TASK GOAL. Your answer should be the lines of the material that include the word "Patients".
+++
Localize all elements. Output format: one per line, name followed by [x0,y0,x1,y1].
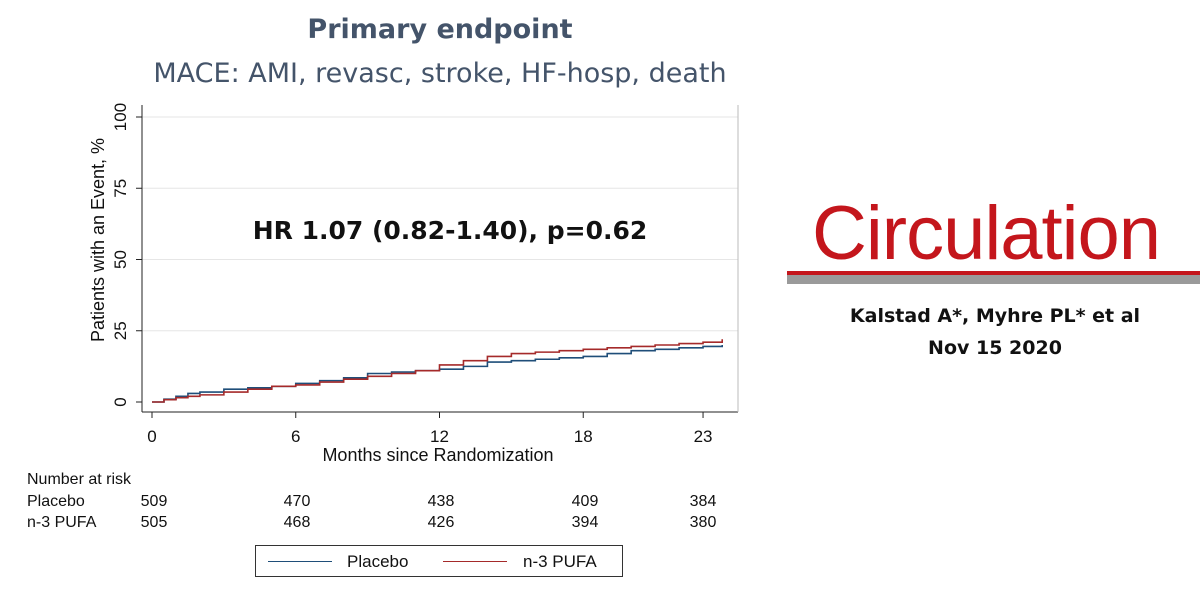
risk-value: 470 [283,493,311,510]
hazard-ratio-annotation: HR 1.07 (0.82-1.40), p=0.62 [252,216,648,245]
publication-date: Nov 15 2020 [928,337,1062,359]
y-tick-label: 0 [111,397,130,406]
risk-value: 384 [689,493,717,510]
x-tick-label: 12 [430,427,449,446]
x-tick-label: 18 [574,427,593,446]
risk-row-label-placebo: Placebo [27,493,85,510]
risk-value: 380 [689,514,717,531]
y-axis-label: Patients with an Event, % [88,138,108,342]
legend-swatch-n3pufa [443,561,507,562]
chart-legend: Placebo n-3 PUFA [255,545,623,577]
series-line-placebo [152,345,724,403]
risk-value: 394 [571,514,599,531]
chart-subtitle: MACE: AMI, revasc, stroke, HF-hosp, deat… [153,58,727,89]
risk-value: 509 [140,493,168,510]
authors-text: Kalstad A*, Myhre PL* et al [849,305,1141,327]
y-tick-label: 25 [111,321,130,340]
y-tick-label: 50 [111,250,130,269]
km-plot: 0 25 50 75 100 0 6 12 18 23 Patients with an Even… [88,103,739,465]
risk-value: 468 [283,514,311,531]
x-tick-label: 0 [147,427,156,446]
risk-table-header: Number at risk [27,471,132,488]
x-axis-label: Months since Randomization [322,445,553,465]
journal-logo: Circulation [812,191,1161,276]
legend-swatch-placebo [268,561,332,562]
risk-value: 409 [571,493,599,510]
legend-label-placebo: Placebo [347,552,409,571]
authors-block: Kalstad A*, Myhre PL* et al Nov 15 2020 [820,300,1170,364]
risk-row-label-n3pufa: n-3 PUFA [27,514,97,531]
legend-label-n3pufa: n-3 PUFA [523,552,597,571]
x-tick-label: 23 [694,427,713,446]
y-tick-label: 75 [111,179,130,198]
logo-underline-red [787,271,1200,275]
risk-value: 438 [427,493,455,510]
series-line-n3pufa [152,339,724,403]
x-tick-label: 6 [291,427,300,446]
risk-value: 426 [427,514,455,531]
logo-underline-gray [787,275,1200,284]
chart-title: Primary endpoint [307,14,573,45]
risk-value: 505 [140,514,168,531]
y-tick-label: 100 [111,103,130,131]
+++
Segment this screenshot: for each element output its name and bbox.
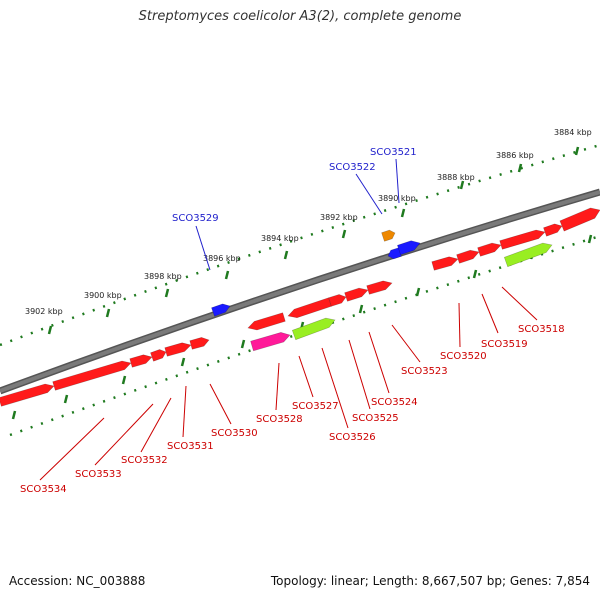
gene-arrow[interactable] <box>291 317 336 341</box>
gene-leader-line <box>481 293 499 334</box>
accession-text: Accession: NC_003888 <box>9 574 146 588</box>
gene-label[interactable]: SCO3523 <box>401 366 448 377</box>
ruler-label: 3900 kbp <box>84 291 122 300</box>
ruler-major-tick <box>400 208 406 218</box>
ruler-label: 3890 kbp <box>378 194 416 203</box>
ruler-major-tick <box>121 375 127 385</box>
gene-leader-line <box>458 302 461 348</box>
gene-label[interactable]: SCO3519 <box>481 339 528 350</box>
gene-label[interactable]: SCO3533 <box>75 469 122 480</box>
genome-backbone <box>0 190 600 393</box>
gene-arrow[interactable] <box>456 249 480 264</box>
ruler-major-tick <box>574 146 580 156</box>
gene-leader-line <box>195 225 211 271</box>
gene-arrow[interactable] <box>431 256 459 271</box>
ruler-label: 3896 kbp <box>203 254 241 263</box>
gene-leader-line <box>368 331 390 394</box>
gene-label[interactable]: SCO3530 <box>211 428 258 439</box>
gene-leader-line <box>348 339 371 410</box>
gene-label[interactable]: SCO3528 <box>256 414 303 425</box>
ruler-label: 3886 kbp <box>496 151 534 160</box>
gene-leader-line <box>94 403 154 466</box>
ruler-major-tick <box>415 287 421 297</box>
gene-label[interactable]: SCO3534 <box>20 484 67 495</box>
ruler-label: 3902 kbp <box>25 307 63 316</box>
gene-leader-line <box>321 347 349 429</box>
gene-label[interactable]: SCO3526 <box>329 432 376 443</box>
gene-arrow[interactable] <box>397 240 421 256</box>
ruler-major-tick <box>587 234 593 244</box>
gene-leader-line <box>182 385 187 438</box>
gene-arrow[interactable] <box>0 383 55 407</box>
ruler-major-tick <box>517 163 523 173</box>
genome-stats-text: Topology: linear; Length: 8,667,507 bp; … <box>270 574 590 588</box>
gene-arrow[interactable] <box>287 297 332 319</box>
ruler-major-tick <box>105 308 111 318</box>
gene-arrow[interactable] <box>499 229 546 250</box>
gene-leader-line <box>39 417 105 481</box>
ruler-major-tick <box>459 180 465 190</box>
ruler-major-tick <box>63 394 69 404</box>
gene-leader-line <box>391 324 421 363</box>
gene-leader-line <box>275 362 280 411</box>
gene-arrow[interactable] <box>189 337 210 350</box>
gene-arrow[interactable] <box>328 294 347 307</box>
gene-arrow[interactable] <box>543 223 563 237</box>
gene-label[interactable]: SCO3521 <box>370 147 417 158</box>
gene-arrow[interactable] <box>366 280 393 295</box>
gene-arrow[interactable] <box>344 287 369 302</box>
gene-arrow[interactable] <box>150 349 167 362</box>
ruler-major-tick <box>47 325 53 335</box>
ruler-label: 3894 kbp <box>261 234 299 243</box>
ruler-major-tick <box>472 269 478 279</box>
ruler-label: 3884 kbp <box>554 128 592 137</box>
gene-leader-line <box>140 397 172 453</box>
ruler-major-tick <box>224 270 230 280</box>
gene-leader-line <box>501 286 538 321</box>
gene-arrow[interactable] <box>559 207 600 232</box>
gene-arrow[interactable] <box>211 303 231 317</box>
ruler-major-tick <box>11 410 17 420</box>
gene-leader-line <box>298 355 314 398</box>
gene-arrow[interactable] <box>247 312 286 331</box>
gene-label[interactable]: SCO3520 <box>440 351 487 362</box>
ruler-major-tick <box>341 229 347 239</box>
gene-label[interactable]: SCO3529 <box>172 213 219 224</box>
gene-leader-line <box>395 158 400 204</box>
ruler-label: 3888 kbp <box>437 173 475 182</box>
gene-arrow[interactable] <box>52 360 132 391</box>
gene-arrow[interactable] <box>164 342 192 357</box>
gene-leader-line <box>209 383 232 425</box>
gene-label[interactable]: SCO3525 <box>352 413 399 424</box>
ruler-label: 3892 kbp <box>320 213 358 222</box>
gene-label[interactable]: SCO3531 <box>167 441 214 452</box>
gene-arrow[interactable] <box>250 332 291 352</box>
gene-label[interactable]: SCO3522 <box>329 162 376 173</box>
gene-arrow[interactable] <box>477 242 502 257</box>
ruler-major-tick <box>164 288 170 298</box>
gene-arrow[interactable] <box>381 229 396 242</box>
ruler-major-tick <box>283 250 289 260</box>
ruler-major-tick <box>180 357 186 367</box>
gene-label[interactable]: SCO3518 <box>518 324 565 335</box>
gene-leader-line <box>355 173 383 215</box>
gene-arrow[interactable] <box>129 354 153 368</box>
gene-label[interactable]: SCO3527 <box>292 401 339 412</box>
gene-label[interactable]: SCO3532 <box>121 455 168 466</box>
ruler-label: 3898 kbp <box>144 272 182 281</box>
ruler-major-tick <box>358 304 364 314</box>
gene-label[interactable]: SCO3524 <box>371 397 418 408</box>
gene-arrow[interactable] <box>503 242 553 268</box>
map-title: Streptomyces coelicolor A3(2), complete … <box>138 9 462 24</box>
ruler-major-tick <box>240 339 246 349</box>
+++
RESULT.
y-axis-label: Patients with an Event, % [88,138,108,342]
km-plot: 0 25 50 75 100 0 6 12 18 23 Patients with an Even… [88,103,739,465]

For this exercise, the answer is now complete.